**THE REQUEST:**
Look through the data below. Collect every line where the word "right" occurs.

**DATA IN THIS EXERCISE:**
━━━━━━━━━━━━━━━━━━━━

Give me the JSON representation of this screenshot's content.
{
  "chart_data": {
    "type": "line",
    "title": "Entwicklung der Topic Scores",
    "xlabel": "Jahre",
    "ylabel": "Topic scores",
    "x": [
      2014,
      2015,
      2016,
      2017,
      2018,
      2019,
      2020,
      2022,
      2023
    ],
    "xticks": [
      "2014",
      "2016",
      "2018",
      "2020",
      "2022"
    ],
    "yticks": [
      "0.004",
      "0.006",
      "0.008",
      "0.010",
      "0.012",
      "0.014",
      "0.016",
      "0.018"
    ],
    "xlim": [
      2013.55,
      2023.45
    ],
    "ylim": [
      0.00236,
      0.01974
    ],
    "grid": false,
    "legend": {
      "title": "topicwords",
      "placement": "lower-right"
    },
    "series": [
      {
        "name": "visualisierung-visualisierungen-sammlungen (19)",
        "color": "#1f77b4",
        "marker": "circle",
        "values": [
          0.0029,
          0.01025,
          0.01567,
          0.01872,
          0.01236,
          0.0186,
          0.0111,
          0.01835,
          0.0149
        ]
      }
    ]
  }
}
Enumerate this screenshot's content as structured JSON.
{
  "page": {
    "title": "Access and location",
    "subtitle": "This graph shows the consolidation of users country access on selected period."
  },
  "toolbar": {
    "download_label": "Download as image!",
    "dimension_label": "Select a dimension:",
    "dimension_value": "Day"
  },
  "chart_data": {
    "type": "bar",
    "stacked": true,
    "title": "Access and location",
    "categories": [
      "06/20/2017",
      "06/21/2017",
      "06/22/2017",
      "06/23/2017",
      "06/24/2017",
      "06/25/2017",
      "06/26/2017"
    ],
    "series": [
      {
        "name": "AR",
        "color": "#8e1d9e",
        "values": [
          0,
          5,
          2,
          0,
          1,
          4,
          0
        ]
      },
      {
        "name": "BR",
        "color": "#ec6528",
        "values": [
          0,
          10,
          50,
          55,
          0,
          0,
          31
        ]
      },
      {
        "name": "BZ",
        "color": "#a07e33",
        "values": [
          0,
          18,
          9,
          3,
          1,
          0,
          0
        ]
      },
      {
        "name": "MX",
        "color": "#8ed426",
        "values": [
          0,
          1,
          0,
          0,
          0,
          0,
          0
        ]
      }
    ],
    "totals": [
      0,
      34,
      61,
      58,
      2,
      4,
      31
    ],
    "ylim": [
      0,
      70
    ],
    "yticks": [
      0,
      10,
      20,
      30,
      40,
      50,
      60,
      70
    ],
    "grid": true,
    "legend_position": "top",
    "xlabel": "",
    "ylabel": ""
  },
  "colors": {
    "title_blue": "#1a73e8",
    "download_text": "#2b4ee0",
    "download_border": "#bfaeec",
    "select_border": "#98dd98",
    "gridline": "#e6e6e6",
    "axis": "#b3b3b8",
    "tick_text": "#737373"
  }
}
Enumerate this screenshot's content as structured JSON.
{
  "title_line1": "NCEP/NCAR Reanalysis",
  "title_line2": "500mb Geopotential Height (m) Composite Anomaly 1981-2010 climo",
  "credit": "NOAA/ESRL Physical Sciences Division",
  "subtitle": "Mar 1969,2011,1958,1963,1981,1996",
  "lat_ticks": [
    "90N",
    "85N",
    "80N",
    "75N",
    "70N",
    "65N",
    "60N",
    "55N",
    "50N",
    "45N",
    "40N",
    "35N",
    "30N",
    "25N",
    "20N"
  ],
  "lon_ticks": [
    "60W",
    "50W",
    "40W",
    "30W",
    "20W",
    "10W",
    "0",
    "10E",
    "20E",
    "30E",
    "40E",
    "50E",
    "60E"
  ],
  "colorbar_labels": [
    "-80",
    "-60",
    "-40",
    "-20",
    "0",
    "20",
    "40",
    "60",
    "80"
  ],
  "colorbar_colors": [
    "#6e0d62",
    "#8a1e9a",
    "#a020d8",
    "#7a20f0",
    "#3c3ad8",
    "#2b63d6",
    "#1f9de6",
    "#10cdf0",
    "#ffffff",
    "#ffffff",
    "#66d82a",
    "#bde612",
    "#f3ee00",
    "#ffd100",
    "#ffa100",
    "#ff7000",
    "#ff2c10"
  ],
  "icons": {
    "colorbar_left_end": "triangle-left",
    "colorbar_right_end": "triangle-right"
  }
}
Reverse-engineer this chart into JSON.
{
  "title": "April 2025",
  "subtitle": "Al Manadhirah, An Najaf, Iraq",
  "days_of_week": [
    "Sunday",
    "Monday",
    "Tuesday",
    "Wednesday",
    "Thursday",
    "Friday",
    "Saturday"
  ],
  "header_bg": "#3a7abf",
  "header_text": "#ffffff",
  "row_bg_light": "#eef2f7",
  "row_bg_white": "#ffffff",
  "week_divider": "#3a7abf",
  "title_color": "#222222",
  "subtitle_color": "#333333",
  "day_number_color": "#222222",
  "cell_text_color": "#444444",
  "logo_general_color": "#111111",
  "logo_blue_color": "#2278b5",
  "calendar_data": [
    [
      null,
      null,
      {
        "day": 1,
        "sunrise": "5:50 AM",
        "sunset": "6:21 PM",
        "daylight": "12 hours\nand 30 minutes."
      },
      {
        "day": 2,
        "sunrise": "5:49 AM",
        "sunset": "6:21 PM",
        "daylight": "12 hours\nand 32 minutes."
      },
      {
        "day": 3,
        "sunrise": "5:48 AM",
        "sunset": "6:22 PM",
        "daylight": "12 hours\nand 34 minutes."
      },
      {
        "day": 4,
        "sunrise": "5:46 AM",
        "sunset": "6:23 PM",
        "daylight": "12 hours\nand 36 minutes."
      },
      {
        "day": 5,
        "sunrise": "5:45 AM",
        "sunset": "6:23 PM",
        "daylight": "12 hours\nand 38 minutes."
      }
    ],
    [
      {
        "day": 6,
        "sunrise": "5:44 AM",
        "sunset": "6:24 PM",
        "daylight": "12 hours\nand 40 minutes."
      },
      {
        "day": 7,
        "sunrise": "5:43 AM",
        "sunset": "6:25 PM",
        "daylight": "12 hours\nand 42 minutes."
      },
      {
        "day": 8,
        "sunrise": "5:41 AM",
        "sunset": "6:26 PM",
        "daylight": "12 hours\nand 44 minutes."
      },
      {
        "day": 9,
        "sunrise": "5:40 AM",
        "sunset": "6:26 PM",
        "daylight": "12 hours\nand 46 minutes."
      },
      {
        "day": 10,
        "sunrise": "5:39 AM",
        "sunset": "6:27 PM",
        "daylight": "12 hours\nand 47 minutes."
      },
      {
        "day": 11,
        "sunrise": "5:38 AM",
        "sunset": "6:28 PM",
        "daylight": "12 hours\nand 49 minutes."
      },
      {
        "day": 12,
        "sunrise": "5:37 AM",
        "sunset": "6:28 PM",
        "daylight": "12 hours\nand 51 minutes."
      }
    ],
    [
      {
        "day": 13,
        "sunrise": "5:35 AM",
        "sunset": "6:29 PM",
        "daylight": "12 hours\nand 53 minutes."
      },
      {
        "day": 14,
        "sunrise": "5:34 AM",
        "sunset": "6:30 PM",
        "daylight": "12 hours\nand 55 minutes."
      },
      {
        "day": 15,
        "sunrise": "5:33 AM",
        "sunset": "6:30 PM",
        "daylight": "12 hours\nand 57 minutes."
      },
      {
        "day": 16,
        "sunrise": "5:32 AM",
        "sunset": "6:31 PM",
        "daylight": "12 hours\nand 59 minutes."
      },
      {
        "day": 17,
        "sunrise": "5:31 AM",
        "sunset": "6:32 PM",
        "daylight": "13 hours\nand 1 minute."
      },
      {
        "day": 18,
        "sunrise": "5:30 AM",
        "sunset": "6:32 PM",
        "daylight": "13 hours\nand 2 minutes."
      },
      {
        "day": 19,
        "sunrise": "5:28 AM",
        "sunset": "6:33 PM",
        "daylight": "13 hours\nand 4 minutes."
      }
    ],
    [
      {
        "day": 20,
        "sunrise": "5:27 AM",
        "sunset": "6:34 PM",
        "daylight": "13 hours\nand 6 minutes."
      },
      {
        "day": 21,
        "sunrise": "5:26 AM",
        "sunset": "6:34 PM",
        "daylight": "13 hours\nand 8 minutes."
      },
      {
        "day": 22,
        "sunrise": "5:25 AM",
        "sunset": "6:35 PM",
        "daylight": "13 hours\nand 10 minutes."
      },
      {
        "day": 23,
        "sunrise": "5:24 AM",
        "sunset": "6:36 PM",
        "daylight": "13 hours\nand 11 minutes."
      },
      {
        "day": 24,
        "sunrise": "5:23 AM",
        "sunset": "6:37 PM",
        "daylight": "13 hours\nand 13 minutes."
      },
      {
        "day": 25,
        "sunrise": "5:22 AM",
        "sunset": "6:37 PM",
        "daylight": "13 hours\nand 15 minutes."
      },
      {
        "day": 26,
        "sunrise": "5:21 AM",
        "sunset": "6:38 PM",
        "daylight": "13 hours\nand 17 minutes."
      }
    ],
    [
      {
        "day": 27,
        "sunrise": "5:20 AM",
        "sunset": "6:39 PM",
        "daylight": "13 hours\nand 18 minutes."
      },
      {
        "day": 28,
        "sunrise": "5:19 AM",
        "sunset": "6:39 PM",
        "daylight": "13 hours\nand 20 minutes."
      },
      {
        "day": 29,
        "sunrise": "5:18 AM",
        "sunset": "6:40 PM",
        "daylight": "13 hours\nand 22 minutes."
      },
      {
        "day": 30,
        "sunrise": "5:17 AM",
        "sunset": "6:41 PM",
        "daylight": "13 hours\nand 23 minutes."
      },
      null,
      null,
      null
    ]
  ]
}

━━━━━━━━━━━━━━━━━━━━

**RESPONSE FOR THIS EXERCISE:**
      "placement": "lower-right"
    "colorbar_right_end": "triangle-right"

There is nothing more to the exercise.